## begin Material shown

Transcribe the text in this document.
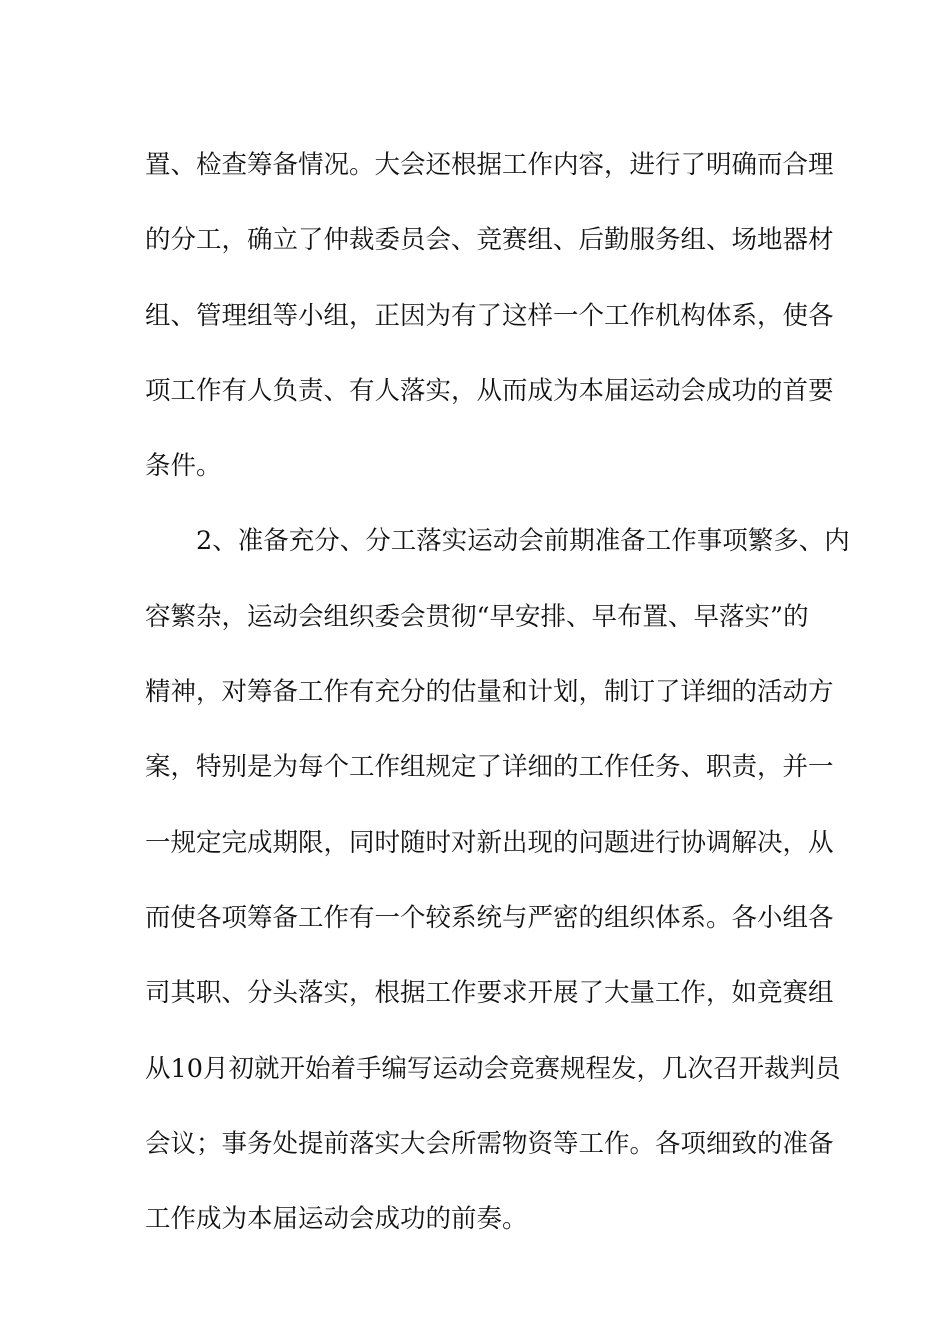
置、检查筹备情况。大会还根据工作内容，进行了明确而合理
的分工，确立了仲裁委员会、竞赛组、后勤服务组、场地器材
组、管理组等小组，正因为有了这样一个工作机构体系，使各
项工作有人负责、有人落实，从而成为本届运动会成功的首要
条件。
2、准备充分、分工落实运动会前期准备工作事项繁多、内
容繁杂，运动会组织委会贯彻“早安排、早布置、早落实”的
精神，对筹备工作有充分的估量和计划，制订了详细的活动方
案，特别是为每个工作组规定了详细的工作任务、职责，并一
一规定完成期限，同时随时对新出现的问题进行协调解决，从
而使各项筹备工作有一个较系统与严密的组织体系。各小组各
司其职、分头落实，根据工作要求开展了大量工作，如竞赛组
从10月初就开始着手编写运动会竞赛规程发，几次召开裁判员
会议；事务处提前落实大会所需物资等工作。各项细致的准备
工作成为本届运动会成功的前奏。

## end Material shown
## begin Material shown

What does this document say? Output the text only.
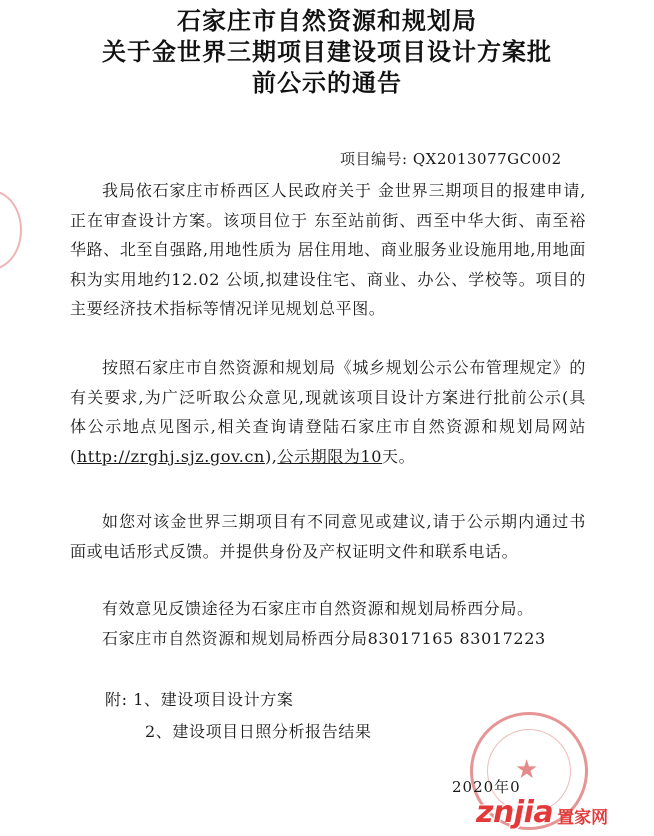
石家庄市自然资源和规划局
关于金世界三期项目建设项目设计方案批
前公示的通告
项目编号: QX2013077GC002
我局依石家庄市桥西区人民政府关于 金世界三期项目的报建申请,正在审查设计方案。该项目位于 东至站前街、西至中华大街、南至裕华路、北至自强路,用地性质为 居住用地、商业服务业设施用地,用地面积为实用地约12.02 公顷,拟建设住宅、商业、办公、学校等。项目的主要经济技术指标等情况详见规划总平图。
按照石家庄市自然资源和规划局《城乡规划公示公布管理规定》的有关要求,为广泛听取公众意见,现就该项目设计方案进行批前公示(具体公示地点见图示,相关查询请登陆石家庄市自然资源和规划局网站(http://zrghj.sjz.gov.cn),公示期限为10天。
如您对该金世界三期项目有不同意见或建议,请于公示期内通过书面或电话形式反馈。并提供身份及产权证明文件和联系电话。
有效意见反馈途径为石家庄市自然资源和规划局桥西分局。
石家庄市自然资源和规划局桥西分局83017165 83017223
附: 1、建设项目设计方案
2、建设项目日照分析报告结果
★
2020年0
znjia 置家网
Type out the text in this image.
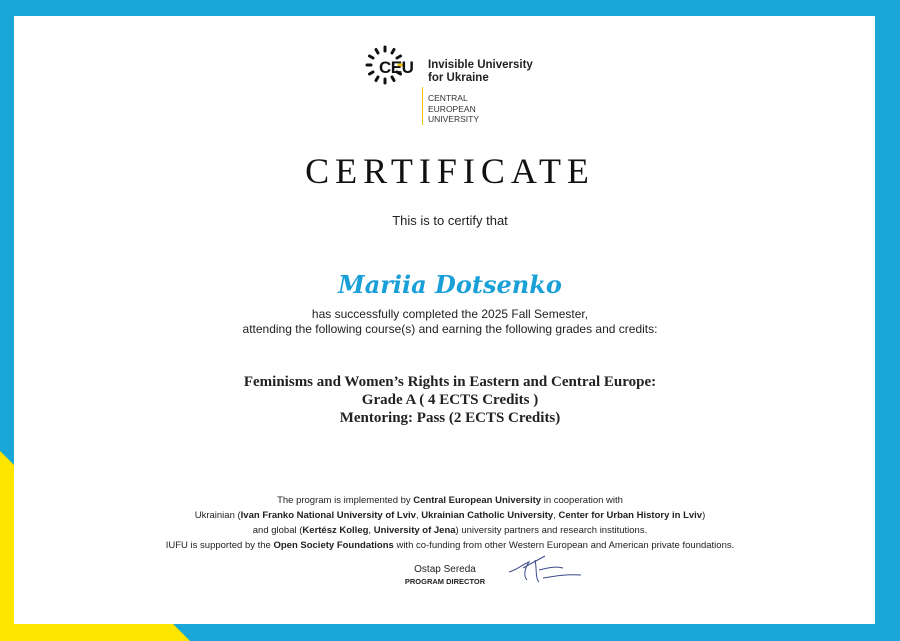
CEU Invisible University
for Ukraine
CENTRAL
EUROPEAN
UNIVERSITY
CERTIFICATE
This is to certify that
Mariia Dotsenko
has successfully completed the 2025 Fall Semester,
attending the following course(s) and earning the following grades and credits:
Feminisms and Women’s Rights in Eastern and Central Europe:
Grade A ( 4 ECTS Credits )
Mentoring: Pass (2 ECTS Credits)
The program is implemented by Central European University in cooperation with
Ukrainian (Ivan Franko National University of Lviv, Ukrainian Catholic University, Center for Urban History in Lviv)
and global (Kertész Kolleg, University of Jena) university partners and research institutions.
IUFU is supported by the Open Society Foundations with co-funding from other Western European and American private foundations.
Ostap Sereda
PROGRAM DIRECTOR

## end Material shown
## begin Material shown

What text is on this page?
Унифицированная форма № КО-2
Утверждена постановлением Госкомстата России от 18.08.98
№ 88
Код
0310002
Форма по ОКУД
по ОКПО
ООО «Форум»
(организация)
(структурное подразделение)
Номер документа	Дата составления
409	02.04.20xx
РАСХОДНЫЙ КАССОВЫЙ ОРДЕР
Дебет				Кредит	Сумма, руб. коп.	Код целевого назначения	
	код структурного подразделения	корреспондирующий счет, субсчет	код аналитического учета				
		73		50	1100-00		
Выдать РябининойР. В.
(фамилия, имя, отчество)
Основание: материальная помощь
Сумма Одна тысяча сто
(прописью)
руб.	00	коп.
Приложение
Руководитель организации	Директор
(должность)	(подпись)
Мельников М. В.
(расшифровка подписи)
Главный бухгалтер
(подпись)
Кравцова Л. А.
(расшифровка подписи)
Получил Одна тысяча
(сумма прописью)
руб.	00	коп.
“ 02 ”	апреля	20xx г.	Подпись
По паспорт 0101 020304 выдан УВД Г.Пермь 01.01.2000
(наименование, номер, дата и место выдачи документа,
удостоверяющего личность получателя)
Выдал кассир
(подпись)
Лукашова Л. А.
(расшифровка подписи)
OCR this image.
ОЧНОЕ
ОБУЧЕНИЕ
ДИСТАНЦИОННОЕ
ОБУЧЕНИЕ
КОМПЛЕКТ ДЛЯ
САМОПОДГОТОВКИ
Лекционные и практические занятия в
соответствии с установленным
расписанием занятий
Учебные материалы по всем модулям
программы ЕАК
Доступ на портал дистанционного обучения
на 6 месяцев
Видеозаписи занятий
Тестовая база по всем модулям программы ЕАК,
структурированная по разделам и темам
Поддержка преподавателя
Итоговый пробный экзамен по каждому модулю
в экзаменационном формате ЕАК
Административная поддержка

## end Material shown

§ **Short task**
Out of the material above, select every line that holds the string "тысяча".

§ **Expected answer**
Сумма Одна тысяча сто
Получил Одна тысяча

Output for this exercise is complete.